Collection entries:
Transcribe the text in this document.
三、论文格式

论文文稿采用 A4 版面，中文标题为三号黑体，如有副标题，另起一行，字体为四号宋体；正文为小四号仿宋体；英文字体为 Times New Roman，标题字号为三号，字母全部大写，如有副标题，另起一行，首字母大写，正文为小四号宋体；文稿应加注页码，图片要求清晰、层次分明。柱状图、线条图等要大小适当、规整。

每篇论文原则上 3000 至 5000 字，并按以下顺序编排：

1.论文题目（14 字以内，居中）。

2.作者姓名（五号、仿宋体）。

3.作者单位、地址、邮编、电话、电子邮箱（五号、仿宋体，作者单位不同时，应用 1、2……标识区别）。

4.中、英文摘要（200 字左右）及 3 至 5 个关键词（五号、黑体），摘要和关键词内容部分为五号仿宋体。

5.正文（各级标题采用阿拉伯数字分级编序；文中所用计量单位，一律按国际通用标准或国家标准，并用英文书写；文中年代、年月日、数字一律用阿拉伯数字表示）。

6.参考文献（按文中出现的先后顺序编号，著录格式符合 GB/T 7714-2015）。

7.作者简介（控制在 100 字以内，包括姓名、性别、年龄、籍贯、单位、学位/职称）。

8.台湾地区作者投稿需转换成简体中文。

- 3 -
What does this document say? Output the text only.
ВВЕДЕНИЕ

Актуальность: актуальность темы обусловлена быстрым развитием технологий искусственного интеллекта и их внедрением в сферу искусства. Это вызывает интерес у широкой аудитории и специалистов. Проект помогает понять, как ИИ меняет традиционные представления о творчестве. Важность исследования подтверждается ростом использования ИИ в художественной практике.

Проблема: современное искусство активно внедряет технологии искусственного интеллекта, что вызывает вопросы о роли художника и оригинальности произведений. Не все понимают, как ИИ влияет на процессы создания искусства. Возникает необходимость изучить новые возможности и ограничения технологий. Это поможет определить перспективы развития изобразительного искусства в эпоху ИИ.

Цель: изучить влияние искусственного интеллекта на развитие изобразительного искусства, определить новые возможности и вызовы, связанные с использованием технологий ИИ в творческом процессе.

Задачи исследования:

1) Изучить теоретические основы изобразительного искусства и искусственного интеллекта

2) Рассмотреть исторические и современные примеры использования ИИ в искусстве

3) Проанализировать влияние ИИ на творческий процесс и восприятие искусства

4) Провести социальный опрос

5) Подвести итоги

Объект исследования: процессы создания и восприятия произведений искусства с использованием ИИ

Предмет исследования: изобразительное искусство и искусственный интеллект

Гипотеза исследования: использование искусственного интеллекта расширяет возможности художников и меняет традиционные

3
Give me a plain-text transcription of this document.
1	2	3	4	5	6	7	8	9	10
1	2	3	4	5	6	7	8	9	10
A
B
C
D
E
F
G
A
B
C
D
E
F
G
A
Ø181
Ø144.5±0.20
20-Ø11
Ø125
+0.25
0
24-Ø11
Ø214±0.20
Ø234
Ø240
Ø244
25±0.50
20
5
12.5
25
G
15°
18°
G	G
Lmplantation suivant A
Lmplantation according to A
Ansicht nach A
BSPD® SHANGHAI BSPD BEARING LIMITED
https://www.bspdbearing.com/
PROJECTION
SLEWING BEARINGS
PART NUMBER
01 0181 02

Your objective:
Return each line of the records above exactly as it reads.

Output of the task:
Transcribe the text in this document.
三、论文格式

论文文稿采用 A4 版面，中文标题为三号黑体，如有副标题，另起一行，字体为四号宋体；正文为小四号仿宋体；英文字体为 Times New Roman，标题字号为三号，字母全部大写，如有副标题，另起一行，首字母大写，正文为小四号宋体；文稿应加注页码，图片要求清晰、层次分明。柱状图、线条图等要大小适当、规整。

每篇论文原则上 3000 至 5000 字，并按以下顺序编排：

1.论文题目（14 字以内，居中）。

2.作者姓名（五号、仿宋体）。

3.作者单位、地址、邮编、电话、电子邮箱（五号、仿宋体，作者单位不同时，应用 1、2……标识区别）。

4.中、英文摘要（200 字左右）及 3 至 5 个关键词（五号、黑体），摘要和关键词内容部分为五号仿宋体。

5.正文（各级标题采用阿拉伯数字分级编序；文中所用计量单位，一律按国际通用标准或国家标准，并用英文书写；文中年代、年月日、数字一律用阿拉伯数字表示）。

6.参考文献（按文中出现的先后顺序编号，著录格式符合 GB/T 7714-2015）。

7.作者简介（控制在 100 字以内，包括姓名、性别、年龄、籍贯、单位、学位/职称）。

8.台湾地区作者投稿需转换成简体中文。

- 3 -
What does this document say? Output the text only.
ВВЕДЕНИЕ

Актуальность: актуальность темы обусловлена быстрым развитием технологий искусственного интеллекта и их внедрением в сферу искусства. Это вызывает интерес у широкой аудитории и специалистов. Проект помогает понять, как ИИ меняет традиционные представления о творчестве. Важность исследования подтверждается ростом использования ИИ в художественной практике.

Проблема: современное искусство активно внедряет технологии искусственного интеллекта, что вызывает вопросы о роли художника и оригинальности произведений. Не все понимают, как ИИ влияет на процессы создания искусства. Возникает необходимость изучить новые возможности и ограничения технологий. Это поможет определить перспективы развития изобразительного искусства в эпоху ИИ.

Цель: изучить влияние искусственного интеллекта на развитие изобразительного искусства, определить новые возможности и вызовы, связанные с использованием технологий ИИ в творческом процессе.

Задачи исследования:

1) Изучить теоретические основы изобразительного искусства и искусственного интеллекта

2) Рассмотреть исторические и современные примеры использования ИИ в искусстве

3) Проанализировать влияние ИИ на творческий процесс и восприятие искусства

4) Провести социальный опрос

5) Подвести итоги

Объект исследования: процессы создания и восприятия произведений искусства с использованием ИИ

Предмет исследования: изобразительное искусство и искусственный интеллект

Гипотеза исследования: использование искусственного интеллекта расширяет возможности художников и меняет традиционные

3
Give me a plain-text transcription of this document.
1	2	3	4	5	6	7	8	9	10
1	2	3	4	5	6	7	8	9	10
A
B
C
D
E
F
G
A
B
C
D
E
F
G
A
Ø181
Ø144.5±0.20
20-Ø11
Ø125
+0.25
0
24-Ø11
Ø214±0.20
Ø234
Ø240
Ø244
25±0.50
20
5
12.5
25
G
15°
18°
G	G
Lmplantation suivant A
Lmplantation according to A
Ansicht nach A
BSPD® SHANGHAI BSPD BEARING LIMITED
https://www.bspdbearing.com/
PROJECTION
SLEWING BEARINGS
PART NUMBER
01 0181 02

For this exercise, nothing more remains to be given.